A block of data:
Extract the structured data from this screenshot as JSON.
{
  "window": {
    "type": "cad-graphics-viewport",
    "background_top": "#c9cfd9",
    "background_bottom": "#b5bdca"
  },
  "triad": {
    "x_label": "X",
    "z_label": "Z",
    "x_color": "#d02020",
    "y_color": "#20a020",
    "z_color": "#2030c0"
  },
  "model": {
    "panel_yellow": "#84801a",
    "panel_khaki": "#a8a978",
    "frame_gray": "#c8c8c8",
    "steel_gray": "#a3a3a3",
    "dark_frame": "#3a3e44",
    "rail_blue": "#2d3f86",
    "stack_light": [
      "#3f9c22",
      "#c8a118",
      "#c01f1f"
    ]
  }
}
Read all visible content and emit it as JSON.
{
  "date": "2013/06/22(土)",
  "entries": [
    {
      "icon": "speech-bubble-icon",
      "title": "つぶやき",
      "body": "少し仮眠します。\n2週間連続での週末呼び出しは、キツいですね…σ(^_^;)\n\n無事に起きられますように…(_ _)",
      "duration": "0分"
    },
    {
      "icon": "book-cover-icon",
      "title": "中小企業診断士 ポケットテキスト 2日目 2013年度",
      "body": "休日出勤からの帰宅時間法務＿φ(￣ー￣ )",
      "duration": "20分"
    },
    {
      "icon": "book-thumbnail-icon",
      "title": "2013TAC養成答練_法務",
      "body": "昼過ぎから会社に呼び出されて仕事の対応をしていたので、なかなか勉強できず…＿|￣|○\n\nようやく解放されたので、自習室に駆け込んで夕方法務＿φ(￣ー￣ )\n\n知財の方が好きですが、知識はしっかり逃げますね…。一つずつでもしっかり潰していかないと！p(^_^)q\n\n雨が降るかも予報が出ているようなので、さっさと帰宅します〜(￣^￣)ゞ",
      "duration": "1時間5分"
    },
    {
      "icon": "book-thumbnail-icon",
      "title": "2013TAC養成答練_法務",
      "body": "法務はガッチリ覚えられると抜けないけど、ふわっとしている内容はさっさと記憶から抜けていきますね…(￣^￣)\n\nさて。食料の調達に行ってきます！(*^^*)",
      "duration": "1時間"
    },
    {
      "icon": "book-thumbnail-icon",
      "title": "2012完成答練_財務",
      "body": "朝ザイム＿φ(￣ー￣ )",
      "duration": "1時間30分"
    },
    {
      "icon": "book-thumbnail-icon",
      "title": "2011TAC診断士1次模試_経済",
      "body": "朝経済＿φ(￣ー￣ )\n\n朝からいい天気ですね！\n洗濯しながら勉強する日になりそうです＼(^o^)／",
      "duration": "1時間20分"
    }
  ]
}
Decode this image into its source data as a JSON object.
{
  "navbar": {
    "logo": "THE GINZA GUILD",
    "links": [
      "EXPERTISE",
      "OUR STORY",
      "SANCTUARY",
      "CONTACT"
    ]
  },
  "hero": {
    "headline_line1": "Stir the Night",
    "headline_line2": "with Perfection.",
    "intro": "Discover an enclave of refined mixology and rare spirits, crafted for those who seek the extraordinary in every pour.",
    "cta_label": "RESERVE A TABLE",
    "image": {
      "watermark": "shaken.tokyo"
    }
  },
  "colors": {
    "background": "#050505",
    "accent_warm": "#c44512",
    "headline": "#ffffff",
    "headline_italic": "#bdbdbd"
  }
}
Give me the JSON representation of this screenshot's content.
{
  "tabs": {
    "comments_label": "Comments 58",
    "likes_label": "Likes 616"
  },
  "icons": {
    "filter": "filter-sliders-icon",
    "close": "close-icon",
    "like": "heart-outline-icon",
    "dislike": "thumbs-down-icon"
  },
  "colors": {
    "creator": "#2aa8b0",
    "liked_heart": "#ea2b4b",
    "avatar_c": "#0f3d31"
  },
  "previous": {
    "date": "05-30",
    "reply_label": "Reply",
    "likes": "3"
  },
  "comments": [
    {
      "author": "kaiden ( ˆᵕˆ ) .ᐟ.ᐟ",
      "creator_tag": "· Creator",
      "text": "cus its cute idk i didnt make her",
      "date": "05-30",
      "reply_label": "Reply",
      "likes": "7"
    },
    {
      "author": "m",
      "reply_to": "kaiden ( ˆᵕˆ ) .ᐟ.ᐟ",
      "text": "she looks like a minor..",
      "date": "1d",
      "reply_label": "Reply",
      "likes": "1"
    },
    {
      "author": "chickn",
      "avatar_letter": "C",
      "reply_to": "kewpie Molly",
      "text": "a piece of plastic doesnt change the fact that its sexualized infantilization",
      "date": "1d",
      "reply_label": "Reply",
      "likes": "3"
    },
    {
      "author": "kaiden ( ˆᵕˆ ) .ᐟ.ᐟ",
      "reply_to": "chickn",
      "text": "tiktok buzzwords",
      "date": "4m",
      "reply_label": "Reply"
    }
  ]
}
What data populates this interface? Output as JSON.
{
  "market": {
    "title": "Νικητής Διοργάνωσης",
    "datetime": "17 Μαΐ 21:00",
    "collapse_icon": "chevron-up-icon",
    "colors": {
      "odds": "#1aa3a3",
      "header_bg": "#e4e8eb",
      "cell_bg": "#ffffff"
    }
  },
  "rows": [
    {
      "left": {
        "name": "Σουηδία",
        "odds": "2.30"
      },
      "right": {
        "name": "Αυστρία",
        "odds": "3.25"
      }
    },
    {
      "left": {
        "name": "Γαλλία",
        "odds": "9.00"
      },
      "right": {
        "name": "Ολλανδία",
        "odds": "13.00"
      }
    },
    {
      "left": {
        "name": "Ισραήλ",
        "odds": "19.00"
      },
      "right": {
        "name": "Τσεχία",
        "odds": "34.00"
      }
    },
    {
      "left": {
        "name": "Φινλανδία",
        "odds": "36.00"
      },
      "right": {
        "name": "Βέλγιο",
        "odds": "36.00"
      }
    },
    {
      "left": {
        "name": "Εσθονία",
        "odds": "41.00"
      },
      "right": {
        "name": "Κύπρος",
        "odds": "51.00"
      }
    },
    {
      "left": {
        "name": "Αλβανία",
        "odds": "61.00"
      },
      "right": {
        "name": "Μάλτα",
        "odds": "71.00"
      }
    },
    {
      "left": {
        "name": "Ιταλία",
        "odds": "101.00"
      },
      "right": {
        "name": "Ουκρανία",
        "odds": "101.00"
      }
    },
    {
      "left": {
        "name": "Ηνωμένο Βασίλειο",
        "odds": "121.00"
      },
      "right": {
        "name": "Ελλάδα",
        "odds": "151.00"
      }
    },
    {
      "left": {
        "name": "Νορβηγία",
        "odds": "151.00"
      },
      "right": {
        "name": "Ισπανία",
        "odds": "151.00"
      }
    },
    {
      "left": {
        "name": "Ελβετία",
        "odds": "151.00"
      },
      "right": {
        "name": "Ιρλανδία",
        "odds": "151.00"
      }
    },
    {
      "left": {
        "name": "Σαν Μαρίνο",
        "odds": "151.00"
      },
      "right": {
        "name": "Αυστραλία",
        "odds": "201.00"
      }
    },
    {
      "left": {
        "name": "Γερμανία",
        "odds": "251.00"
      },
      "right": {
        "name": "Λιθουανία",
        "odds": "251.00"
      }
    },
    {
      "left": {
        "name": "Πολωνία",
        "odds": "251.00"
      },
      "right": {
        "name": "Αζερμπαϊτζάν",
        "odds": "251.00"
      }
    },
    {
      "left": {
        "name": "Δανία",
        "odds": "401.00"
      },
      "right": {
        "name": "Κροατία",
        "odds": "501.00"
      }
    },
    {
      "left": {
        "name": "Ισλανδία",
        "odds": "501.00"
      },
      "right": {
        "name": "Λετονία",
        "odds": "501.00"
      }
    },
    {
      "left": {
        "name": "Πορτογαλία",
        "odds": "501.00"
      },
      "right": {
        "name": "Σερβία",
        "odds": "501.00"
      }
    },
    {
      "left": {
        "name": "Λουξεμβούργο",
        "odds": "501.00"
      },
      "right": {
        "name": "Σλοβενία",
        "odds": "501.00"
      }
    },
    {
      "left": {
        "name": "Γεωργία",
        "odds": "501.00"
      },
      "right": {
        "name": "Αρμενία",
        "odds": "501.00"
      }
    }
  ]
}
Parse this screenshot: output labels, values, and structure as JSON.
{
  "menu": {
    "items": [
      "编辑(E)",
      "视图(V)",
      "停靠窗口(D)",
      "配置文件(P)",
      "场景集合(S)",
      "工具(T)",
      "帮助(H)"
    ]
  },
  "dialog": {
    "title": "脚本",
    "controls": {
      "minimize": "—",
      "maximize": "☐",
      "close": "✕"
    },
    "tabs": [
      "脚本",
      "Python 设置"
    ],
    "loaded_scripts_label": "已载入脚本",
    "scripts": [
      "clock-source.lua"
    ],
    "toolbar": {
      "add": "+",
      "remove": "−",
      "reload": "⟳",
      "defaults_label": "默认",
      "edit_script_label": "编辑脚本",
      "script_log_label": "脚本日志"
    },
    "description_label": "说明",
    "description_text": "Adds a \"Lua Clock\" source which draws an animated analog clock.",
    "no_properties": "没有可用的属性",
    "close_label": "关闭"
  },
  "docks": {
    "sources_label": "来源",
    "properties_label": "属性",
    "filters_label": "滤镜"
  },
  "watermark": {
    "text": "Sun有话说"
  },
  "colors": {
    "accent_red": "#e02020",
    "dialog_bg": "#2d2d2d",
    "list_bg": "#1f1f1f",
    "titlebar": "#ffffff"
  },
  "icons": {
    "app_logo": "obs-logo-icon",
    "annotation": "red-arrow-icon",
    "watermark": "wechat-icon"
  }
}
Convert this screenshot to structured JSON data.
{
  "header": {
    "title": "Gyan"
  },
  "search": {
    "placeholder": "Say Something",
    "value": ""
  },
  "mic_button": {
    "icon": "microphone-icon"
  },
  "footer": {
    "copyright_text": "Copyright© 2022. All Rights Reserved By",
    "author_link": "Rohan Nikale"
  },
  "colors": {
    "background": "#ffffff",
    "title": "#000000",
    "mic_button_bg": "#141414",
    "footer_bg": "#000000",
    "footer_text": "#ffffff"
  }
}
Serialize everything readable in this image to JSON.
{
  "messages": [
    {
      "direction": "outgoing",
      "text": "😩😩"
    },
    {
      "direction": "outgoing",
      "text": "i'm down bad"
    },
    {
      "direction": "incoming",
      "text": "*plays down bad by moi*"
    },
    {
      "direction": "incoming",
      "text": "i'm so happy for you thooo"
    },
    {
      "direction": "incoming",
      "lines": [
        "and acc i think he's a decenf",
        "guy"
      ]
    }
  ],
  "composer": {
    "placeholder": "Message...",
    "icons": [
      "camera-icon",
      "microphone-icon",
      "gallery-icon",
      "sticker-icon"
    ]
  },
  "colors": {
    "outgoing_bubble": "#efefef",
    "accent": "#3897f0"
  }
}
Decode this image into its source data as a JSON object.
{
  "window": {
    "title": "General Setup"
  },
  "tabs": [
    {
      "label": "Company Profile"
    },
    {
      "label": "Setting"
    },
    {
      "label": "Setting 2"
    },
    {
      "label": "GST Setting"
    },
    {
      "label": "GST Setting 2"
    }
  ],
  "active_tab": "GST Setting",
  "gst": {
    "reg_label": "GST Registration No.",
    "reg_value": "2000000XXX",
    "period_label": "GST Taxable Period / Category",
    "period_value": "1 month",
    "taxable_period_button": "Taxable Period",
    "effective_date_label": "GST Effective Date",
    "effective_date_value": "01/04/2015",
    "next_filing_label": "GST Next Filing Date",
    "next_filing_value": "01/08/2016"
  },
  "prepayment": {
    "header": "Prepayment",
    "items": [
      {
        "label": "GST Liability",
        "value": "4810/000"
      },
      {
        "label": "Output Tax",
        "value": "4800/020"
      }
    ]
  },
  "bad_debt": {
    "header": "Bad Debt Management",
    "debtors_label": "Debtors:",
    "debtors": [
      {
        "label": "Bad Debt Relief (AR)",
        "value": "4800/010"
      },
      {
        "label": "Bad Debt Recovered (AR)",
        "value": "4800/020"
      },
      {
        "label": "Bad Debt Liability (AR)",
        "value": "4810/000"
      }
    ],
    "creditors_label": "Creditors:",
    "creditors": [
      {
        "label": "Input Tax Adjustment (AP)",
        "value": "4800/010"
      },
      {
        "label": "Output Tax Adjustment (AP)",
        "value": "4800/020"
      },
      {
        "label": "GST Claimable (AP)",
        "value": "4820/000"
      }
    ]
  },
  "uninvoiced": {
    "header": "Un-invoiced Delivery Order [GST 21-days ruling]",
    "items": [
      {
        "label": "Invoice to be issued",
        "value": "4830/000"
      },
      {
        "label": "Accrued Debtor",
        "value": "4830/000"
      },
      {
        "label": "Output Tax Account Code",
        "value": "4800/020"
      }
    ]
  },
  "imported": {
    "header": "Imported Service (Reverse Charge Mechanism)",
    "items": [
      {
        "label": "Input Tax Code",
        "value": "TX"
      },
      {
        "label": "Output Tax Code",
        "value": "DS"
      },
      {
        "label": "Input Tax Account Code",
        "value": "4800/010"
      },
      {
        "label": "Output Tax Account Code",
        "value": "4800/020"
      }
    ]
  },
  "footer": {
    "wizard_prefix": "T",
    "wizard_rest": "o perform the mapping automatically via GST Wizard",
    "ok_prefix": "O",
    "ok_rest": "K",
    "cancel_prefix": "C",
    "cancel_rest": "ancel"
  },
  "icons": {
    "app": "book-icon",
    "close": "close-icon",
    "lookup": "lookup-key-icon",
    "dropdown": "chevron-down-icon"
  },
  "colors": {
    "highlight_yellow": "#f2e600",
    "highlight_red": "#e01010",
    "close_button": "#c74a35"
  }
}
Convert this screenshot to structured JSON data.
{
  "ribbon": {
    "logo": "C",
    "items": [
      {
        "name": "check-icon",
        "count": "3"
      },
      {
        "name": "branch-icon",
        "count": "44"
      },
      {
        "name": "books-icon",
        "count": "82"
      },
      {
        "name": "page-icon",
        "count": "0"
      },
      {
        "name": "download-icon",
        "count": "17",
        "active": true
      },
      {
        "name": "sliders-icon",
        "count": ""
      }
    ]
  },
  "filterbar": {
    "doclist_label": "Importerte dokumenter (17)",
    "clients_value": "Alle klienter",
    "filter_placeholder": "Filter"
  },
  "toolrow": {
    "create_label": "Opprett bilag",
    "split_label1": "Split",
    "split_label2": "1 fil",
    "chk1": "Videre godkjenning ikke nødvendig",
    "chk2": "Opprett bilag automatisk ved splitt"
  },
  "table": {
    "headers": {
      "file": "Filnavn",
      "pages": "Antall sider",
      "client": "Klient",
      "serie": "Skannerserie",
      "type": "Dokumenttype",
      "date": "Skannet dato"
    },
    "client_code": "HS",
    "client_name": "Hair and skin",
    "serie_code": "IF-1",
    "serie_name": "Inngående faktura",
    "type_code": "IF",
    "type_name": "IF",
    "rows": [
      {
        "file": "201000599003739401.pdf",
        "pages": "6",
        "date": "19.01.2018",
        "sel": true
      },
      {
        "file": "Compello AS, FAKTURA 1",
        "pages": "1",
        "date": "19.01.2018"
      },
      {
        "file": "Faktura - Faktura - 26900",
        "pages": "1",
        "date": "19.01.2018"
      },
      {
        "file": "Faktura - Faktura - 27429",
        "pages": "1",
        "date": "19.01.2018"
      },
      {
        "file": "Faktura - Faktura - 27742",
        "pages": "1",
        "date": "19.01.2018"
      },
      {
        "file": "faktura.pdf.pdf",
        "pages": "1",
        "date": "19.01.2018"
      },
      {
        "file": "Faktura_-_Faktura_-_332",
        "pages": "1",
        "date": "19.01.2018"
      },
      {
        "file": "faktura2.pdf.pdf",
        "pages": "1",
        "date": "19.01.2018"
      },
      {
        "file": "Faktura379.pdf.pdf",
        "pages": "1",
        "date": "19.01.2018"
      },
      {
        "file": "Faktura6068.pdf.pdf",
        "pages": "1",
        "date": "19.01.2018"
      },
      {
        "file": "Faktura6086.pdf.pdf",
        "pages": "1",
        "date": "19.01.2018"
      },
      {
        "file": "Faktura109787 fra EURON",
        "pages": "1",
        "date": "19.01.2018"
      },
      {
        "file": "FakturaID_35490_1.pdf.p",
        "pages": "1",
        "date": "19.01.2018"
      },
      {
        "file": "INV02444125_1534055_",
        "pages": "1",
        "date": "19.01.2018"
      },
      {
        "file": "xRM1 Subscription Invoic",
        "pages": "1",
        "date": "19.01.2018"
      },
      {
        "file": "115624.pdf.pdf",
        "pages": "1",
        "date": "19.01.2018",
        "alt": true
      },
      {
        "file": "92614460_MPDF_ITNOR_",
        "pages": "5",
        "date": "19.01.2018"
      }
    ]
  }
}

EXERCISE INSTRUCTIONS -
Select every line above that contains the word "Opprett", and copy it.

REPLY -
    "create_label": "Opprett bilag",
    "chk2": "Opprett bilag automatisk ved splitt"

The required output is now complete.